Leave out the pictures and copy everything else in the entries exactly.
== RECORD EXCERPTS
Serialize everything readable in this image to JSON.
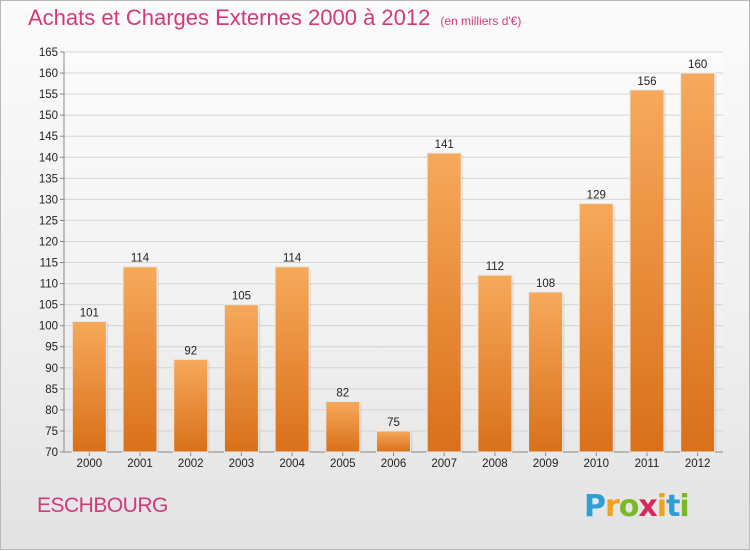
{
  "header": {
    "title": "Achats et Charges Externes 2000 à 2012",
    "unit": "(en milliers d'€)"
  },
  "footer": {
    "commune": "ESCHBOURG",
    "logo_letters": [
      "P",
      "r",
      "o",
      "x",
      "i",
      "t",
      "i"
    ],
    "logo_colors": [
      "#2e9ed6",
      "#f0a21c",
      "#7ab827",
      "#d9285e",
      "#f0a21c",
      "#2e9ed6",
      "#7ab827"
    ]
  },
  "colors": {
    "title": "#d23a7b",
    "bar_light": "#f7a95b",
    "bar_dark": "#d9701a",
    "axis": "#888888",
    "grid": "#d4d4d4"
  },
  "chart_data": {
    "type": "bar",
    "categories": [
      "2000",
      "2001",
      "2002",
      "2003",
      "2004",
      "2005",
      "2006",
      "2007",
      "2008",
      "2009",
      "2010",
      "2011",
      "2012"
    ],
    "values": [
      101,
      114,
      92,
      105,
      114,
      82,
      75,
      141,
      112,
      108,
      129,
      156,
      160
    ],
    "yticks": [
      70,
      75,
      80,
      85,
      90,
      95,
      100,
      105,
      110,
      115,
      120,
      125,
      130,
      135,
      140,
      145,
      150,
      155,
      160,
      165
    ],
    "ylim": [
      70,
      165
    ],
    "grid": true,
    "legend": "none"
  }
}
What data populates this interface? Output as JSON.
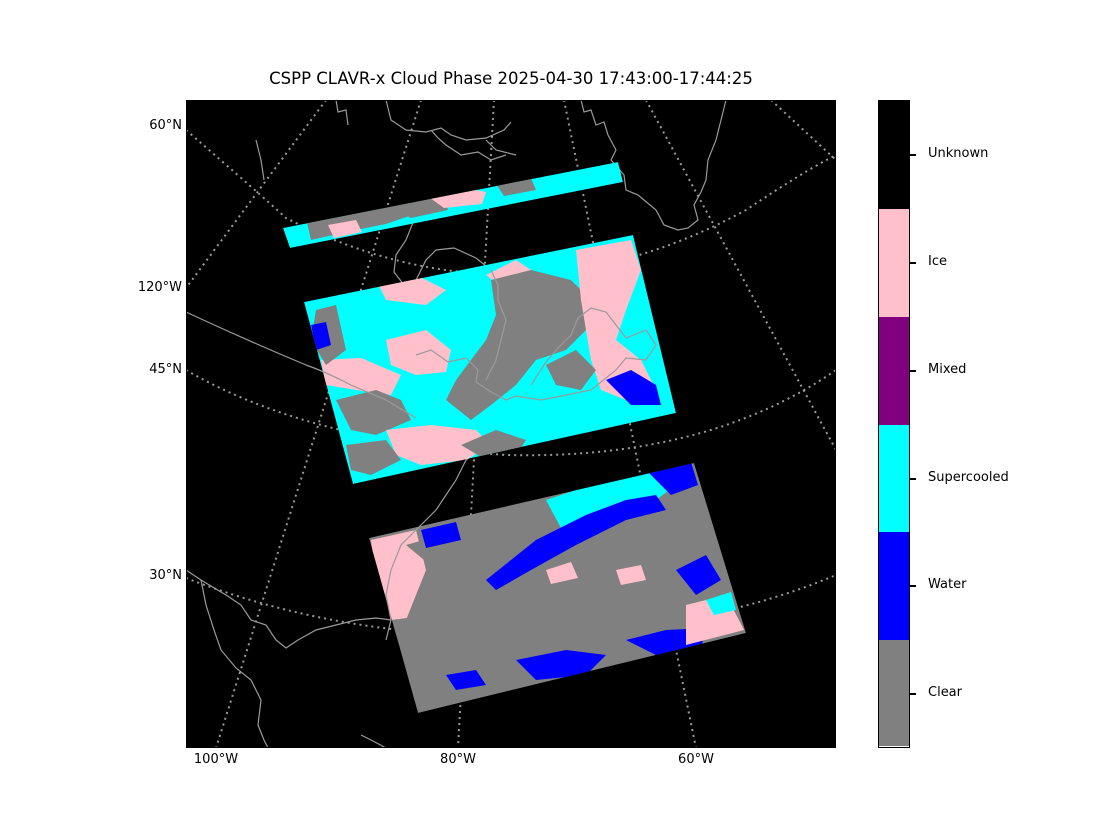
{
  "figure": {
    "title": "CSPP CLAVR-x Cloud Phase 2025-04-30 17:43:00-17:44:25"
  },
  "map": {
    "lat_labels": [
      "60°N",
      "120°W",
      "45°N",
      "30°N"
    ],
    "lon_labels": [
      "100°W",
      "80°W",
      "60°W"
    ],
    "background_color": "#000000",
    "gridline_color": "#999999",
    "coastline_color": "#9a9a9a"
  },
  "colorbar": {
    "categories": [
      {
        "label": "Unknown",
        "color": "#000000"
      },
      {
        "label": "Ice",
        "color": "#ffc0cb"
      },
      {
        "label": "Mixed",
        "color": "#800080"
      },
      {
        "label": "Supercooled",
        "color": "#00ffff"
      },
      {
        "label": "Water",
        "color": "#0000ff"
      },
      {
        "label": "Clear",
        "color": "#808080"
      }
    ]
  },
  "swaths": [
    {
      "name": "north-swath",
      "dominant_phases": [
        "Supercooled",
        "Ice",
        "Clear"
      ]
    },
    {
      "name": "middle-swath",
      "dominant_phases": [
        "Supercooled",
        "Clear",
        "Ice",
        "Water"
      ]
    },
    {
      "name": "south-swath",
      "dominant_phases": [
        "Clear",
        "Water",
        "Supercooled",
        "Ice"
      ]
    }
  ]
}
====
EXERCISE OUTPUT.
Serialize everything readable in this image to JSON.
{
  "header": {
    "title": "Achats et Charges Externes 2000 à 2012",
    "unit": "(en milliers d'€)"
  },
  "footer": {
    "commune": "ESCHBOURG",
    "logo_letters": [
      "P",
      "r",
      "o",
      "x",
      "i",
      "t",
      "i"
    ],
    "logo_colors": [
      "#2e9ed6",
      "#f0a21c",
      "#7ab827",
      "#d9285e",
      "#f0a21c",
      "#2e9ed6",
      "#7ab827"
    ]
  },
  "colors": {
    "title": "#d23a7b",
    "bar_light": "#f7a95b",
    "bar_dark": "#d9701a",
    "axis": "#888888",
    "grid": "#d4d4d4"
  },
  "chart_data": {
    "type": "bar",
    "categories": [
      "2000",
      "2001",
      "2002",
      "2003",
      "2004",
      "2005",
      "2006",
      "2007",
      "2008",
      "2009",
      "2010",
      "2011",
      "2012"
    ],
    "values": [
      101,
      114,
      92,
      105,
      114,
      82,
      75,
      141,
      112,
      108,
      129,
      156,
      160
    ],
    "yticks": [
      70,
      75,
      80,
      85,
      90,
      95,
      100,
      105,
      110,
      115,
      120,
      125,
      130,
      135,
      140,
      145,
      150,
      155,
      160,
      165
    ],
    "ylim": [
      70,
      165
    ],
    "grid": true,
    "legend": "none"
  }
}
What data populates this interface? Output as JSON.
{
  "figure": {
    "title": "CSPP CLAVR-x Cloud Phase 2025-04-30 17:43:00-17:44:25"
  },
  "map": {
    "lat_labels": [
      "60°N",
      "120°W",
      "45°N",
      "30°N"
    ],
    "lon_labels": [
      "100°W",
      "80°W",
      "60°W"
    ],
    "background_color": "#000000",
    "gridline_color": "#999999",
    "coastline_color": "#9a9a9a"
  },
  "colorbar": {
    "categories": [
      {
        "label": "Unknown",
        "color": "#000000"
      },
      {
        "label": "Ice",
        "color": "#ffc0cb"
      },
      {
        "label": "Mixed",
        "color": "#800080"
      },
      {
        "label": "Supercooled",
        "color": "#00ffff"
      },
      {
        "label": "Water",
        "color": "#0000ff"
      },
      {
        "label": "Clear",
        "color": "#808080"
      }
    ]
  },
  "swaths": [
    {
      "name": "north-swath",
      "dominant_phases": [
        "Supercooled",
        "Ice",
        "Clear"
      ]
    },
    {
      "name": "middle-swath",
      "dominant_phases": [
        "Supercooled",
        "Clear",
        "Ice",
        "Water"
      ]
    },
    {
      "name": "south-swath",
      "dominant_phases": [
        "Clear",
        "Water",
        "Supercooled",
        "Ice"
      ]
    }
  ]
}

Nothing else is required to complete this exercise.